SHORT EXERCISE -
Can you give all the records again without altering a single character?

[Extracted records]
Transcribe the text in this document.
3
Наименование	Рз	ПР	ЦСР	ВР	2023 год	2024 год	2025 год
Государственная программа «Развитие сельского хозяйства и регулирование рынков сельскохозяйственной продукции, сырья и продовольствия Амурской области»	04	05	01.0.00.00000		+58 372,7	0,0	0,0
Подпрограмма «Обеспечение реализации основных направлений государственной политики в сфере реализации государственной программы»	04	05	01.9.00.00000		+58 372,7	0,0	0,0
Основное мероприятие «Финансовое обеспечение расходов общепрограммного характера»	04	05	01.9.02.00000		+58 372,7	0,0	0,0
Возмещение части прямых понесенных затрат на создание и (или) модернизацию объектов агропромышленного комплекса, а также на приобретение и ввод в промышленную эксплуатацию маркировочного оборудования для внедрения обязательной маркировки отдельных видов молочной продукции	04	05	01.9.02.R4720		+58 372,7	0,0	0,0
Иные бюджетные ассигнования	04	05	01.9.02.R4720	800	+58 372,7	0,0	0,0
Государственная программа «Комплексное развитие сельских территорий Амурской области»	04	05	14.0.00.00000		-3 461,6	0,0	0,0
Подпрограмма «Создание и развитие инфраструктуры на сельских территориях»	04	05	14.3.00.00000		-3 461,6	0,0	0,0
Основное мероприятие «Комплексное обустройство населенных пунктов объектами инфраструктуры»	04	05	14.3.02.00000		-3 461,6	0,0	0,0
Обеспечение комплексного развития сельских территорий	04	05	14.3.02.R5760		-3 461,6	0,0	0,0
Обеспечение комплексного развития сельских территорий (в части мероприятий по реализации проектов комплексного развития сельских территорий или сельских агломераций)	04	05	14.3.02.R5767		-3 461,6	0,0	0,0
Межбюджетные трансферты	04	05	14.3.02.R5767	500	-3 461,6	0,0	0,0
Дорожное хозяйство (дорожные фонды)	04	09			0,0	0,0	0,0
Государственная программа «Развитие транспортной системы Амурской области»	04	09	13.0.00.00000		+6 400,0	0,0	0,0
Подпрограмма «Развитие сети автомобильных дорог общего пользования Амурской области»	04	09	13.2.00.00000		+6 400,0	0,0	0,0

FULL SOLUTION -
Transcribe the text in this document.
3
Наименование	Рз	ПР	ЦСР	ВР	2023 год	2024 год	2025 год
Государственная программа «Развитие сельского хозяйства и регулирование рынков сельскохозяйственной продукции, сырья и продовольствия Амурской области»	04	05	01.0.00.00000		+58 372,7	0,0	0,0
Подпрограмма «Обеспечение реализации основных направлений государственной политики в сфере реализации государственной программы»	04	05	01.9.00.00000		+58 372,7	0,0	0,0
Основное мероприятие «Финансовое обеспечение расходов общепрограммного характера»	04	05	01.9.02.00000		+58 372,7	0,0	0,0
Возмещение части прямых понесенных затрат на создание и (или) модернизацию объектов агропромышленного комплекса, а также на приобретение и ввод в промышленную эксплуатацию маркировочного оборудования для внедрения обязательной маркировки отдельных видов молочной продукции	04	05	01.9.02.R4720		+58 372,7	0,0	0,0
Иные бюджетные ассигнования	04	05	01.9.02.R4720	800	+58 372,7	0,0	0,0
Государственная программа «Комплексное развитие сельских территорий Амурской области»	04	05	14.0.00.00000		-3 461,6	0,0	0,0
Подпрограмма «Создание и развитие инфраструктуры на сельских территориях»	04	05	14.3.00.00000		-3 461,6	0,0	0,0
Основное мероприятие «Комплексное обустройство населенных пунктов объектами инфраструктуры»	04	05	14.3.02.00000		-3 461,6	0,0	0,0
Обеспечение комплексного развития сельских территорий	04	05	14.3.02.R5760		-3 461,6	0,0	0,0
Обеспечение комплексного развития сельских территорий (в части мероприятий по реализации проектов комплексного развития сельских территорий или сельских агломераций)	04	05	14.3.02.R5767		-3 461,6	0,0	0,0
Межбюджетные трансферты	04	05	14.3.02.R5767	500	-3 461,6	0,0	0,0
Дорожное хозяйство (дорожные фонды)	04	09			0,0	0,0	0,0
Государственная программа «Развитие транспортной системы Амурской области»	04	09	13.0.00.00000		+6 400,0	0,0	0,0
Подпрограмма «Развитие сети автомобильных дорог общего пользования Амурской области»	04	09	13.2.00.00000		+6 400,0	0,0	0,0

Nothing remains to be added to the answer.